*TEXT EXCERPT*:

+ + + +

All of lore.kernel.org
 help / color / mirror / Atom feed
From: Dave Hansen <dave.hansen@intel.com>
To: "Odzioba, Lukasz" <lukasz.odzioba@intel.com>,
	Michal Hocko <mhocko@kernel.org>
Cc: "linux-kernel@vger.kernel.org" <linux-kernel@vger.kernel.org>,
	"linux-mm@kvack.org" <linux-mm@kvack.org>,
	"Shutemov, Kirill" <kirill.shutemov@intel.com>,
	"Anaczkowski, Lukasz" <lukasz.anaczkowski@intel.com>,
	"Shutemov, Kirill" <kirill.shutemov@intel.com>
Subject: Re: mm: pages are not freed from lru_add_pvecs after process termination
Date: Fri, 6 May 2016 09:04:34 -0700	[thread overview]
Message-ID: <572CC092.5020702@intel.com> (raw)
In-Reply-To: <D6EDEBF1F91015459DB866AC4EE162CC023C402E@IRSMSX103.ger.corp.intel.com>

On 05/06/2016 08:10 AM, Odzioba, Lukasz wrote:
> On Thu 05-05-16 09:21:00, Michal Hocko wrote: 
>> Or maybe the async nature of flushing turns
>> out to be just impractical and unreliable and we will end up skipping
>> THP (or all compound pages) for pcp LRU add cache. Let's see...

+ + + +

*EXTRACTED MATERIAL*:
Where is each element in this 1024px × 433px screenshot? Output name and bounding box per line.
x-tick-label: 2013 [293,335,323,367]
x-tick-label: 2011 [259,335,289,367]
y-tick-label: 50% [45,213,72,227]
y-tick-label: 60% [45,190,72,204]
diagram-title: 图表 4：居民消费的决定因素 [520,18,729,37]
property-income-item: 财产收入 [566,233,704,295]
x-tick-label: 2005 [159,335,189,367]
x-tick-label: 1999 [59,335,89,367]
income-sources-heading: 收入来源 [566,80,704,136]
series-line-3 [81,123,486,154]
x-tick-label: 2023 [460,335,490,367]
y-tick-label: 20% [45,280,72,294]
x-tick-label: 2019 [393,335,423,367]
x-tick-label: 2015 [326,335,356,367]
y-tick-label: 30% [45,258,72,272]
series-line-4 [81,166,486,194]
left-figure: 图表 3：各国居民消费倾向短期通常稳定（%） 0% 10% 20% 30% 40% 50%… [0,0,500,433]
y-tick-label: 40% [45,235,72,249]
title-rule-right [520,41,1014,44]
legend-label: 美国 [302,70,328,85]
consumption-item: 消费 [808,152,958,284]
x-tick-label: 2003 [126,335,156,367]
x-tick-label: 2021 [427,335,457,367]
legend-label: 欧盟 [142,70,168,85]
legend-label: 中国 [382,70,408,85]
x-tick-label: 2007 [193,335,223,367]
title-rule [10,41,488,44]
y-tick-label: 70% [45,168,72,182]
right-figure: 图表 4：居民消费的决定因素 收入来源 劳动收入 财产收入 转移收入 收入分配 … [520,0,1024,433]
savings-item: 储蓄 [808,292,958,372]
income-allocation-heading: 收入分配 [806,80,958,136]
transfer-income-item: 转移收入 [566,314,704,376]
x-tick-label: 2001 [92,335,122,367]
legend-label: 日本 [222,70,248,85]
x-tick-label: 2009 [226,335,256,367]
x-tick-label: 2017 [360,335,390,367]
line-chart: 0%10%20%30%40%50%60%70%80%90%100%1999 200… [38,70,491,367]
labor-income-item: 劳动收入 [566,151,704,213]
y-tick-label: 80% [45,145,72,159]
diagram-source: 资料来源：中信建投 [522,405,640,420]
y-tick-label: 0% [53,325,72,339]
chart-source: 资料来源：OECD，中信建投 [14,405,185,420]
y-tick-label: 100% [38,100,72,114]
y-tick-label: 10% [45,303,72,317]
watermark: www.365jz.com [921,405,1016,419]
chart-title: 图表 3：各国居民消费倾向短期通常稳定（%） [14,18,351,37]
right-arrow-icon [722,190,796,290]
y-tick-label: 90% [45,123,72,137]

+ + + +

*TASK INSTRUCTIONS*:
[A] What is the date line of the mailing list message about pages not being freed from lru_add_pvecs?
[B] Summarize the mailing list message about pages not being freed from lru_add_pvecs in two sentences.
[C] Update the mailing list message starting with "All of lore.kernel.org" and going on through "Message-ID: <572CC092.5020702@intel.com> (raw)", replacing "Fri" with "Friday".

*SOLUTIONS PER TASK*:
[A] Fri, 6 May 2016 09:04:34 -0700

[B] Dave Hansen replied on 6 May 2016 in a thread titled "mm: pages are not freed from lru_add_pvecs after process termination." His reply quotes Michal Hocko's remark that the async nature of flushing might prove impractical and unreliable, in which case THP (or all compound pages) could end up skipped for the pcp LRU add cache.

[C]
All of lore.kernel.org
 help / color / mirror / Atom feed
From: Dave Hansen <dave.hansen@intel.com>
To: "Odzioba, Lukasz" <lukasz.odzioba@intel.com>,
	Michal Hocko <mhocko@kernel.org>
Cc: "linux-kernel@vger.kernel.org" <linux-kernel@vger.kernel.org>,
	"linux-mm@kvack.org" <linux-mm@kvack.org>,
	"Shutemov, Kirill" <kirill.shutemov@intel.com>,
	"Anaczkowski, Lukasz" <lukasz.anaczkowski@intel.com>,
	"Shutemov, Kirill" <kirill.shutemov@intel.com>
Subject: Re: mm: pages are not freed from lru_add_pvecs after process termination
Date: Friday, 6 May 2016 09:04:34 -0700	[thread overview]
Message-ID: <572CC092.5020702@intel.com> (raw)